◆ **Stated goal**: Find all the lines with "Slip" and gather them.

===

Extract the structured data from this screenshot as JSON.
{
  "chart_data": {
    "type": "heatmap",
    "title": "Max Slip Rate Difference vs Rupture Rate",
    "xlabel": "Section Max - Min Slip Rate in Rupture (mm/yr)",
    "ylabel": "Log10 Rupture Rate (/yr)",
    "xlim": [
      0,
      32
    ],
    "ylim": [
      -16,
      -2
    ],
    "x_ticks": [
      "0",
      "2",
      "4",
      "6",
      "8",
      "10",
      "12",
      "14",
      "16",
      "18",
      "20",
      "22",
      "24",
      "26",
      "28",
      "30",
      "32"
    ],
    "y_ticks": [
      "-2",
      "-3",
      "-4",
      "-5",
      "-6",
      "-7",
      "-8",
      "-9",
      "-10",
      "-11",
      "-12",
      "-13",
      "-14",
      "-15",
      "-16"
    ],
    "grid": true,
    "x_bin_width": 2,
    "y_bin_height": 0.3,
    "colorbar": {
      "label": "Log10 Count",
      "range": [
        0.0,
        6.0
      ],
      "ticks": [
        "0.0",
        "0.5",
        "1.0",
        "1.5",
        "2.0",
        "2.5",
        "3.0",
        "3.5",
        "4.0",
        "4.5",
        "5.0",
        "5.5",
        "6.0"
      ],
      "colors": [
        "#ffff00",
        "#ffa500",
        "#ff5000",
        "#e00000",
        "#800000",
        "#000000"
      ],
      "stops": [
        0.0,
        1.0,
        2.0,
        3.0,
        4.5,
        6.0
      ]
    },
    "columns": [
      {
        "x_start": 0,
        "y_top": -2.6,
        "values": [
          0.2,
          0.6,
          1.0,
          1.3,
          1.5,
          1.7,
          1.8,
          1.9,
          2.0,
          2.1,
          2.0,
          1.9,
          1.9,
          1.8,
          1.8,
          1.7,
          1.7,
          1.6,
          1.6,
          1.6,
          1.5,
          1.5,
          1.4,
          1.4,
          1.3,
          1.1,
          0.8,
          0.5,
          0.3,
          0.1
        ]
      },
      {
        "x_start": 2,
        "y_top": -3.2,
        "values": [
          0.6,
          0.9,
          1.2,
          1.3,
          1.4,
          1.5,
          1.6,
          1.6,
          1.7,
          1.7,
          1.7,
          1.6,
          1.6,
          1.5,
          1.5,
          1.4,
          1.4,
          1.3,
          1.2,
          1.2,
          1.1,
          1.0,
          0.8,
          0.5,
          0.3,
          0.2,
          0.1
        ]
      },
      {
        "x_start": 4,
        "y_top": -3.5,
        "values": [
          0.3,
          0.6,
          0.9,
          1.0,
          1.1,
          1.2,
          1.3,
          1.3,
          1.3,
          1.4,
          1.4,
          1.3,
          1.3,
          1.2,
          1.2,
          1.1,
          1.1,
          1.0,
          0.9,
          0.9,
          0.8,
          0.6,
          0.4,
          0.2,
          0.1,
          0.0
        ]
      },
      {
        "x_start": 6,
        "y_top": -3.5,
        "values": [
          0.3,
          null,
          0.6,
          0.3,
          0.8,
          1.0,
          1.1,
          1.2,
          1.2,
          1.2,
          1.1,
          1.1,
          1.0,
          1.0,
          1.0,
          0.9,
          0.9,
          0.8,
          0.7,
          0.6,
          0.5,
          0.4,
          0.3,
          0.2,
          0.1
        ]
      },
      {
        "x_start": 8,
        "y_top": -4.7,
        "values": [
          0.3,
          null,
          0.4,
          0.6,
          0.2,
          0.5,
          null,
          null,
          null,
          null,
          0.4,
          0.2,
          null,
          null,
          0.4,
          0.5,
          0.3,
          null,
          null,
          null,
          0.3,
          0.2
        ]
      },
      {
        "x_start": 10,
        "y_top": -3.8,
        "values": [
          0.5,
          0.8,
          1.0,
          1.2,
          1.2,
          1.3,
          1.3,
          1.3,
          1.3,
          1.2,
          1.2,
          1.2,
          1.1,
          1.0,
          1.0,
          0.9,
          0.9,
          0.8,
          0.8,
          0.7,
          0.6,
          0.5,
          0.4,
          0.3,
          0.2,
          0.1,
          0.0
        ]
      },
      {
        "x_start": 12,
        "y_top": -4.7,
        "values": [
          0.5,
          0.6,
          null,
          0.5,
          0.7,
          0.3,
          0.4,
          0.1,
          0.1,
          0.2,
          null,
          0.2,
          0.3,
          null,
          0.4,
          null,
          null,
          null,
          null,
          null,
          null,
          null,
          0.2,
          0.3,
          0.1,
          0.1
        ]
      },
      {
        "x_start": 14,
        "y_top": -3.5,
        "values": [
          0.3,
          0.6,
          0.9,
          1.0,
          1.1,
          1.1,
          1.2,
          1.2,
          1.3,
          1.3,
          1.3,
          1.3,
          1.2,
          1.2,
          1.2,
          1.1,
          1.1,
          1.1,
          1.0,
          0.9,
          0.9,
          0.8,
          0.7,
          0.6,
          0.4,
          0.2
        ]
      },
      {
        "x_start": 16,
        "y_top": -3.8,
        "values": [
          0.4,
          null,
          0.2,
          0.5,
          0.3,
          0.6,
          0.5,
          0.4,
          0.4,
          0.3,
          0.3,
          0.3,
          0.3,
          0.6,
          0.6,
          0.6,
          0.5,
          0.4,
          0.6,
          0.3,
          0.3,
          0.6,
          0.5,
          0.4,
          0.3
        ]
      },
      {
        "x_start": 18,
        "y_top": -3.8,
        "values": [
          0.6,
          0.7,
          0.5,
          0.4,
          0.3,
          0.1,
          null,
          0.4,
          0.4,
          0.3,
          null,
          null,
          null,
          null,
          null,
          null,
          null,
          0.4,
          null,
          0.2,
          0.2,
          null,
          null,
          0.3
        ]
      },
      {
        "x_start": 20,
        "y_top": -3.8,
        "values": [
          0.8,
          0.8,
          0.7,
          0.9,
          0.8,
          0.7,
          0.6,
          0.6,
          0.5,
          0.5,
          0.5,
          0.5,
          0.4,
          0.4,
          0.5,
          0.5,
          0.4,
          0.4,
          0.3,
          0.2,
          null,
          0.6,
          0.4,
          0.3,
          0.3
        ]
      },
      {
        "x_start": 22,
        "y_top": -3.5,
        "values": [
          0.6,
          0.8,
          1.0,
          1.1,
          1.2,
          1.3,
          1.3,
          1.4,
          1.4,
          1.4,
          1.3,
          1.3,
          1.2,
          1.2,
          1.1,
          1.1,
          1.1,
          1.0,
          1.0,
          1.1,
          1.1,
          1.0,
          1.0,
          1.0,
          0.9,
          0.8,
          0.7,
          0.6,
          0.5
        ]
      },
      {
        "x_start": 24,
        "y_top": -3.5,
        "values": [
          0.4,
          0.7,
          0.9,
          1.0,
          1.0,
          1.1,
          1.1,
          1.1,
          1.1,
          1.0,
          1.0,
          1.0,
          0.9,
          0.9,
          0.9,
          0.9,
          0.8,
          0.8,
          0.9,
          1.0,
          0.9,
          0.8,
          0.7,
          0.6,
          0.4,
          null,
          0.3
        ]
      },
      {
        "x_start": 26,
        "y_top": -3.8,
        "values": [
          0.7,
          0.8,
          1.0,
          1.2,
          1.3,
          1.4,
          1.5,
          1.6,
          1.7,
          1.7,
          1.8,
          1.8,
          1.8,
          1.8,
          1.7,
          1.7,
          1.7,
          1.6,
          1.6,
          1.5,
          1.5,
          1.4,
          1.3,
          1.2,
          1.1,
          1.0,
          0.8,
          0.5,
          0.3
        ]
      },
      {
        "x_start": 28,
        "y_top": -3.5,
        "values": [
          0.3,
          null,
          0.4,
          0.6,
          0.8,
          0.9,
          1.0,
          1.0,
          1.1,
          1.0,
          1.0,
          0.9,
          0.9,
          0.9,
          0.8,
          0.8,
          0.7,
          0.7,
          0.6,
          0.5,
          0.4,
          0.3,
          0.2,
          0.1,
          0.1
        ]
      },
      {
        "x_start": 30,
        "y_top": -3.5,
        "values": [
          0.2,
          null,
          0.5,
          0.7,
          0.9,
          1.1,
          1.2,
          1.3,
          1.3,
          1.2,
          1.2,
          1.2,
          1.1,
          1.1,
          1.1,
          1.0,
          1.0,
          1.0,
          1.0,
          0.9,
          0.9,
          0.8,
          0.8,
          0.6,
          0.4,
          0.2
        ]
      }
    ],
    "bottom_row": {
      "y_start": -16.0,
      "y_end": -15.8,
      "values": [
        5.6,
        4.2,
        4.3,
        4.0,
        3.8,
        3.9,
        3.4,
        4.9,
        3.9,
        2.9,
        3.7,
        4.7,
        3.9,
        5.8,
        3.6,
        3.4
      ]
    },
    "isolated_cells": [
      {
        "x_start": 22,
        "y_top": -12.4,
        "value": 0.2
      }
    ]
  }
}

===

◆ **Completed exercise**:
    "title": "Max Slip Rate Difference vs Rupture Rate",
    "xlabel": "Section Max - Min Slip Rate in Rupture (mm/yr)",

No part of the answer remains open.